((

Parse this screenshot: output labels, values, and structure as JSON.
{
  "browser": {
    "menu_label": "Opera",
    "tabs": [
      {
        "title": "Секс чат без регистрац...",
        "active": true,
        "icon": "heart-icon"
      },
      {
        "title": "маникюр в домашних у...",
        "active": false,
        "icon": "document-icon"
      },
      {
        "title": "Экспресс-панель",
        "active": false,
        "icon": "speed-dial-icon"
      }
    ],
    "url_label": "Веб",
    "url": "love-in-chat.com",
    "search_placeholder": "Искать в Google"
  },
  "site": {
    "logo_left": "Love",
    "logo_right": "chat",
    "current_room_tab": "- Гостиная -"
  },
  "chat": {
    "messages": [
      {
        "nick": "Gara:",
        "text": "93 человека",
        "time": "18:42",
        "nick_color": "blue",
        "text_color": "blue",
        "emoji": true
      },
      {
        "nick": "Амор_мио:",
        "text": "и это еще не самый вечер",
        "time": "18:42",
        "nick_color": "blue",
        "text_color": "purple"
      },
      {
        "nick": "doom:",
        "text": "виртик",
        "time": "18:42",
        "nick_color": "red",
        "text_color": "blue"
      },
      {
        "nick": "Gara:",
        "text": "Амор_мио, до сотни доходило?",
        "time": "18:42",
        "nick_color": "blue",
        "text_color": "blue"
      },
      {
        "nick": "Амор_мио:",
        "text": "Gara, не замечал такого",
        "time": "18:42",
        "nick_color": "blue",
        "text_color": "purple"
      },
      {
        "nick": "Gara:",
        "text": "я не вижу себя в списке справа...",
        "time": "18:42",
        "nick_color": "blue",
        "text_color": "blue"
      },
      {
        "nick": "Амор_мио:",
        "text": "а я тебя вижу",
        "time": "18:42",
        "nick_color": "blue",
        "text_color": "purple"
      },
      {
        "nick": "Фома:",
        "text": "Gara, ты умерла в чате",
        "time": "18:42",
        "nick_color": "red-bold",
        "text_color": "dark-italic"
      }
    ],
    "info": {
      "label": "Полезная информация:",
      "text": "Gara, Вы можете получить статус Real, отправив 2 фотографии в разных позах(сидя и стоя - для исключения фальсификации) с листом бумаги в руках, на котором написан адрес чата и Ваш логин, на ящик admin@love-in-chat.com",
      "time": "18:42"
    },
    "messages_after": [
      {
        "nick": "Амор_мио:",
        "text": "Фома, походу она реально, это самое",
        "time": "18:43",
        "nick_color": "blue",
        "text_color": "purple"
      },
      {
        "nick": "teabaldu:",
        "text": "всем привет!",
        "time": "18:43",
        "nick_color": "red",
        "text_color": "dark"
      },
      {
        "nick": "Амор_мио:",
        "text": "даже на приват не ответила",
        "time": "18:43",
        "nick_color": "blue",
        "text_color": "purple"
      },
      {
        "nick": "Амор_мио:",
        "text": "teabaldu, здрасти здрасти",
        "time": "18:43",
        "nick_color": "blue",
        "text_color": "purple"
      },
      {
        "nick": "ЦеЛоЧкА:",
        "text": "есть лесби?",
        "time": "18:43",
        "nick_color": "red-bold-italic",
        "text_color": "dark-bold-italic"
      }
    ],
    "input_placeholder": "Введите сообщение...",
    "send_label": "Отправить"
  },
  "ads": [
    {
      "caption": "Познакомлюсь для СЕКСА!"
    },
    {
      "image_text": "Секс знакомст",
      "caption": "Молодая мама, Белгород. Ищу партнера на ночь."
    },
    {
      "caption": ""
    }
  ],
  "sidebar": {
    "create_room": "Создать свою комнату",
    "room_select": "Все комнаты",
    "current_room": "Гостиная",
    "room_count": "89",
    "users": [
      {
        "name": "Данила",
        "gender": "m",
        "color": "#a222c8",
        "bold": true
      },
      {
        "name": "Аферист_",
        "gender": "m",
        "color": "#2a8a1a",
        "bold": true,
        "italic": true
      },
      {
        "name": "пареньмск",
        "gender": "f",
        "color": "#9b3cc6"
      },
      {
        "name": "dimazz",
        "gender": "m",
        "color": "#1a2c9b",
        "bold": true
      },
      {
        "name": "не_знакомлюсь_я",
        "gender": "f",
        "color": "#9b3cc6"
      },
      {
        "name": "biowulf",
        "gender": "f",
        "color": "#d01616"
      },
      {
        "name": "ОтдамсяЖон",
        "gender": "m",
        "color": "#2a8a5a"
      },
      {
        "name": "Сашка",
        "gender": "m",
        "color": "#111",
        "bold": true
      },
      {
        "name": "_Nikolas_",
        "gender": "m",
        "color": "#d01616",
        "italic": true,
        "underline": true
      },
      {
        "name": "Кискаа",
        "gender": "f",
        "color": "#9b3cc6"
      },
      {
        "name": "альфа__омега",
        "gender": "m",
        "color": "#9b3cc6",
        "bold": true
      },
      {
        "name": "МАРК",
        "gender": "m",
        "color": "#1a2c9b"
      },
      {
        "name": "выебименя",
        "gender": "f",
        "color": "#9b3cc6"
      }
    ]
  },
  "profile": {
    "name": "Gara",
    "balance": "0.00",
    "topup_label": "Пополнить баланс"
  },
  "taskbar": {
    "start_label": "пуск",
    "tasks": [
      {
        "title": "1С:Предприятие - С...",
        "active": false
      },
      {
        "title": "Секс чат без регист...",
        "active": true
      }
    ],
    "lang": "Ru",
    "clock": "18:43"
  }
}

))

* _WHAT IS BEING ASKED_: Count each line where the string "вижу" occurs, and write only the number.

* _RESPONSE FOR THIS EXERCISE_: 2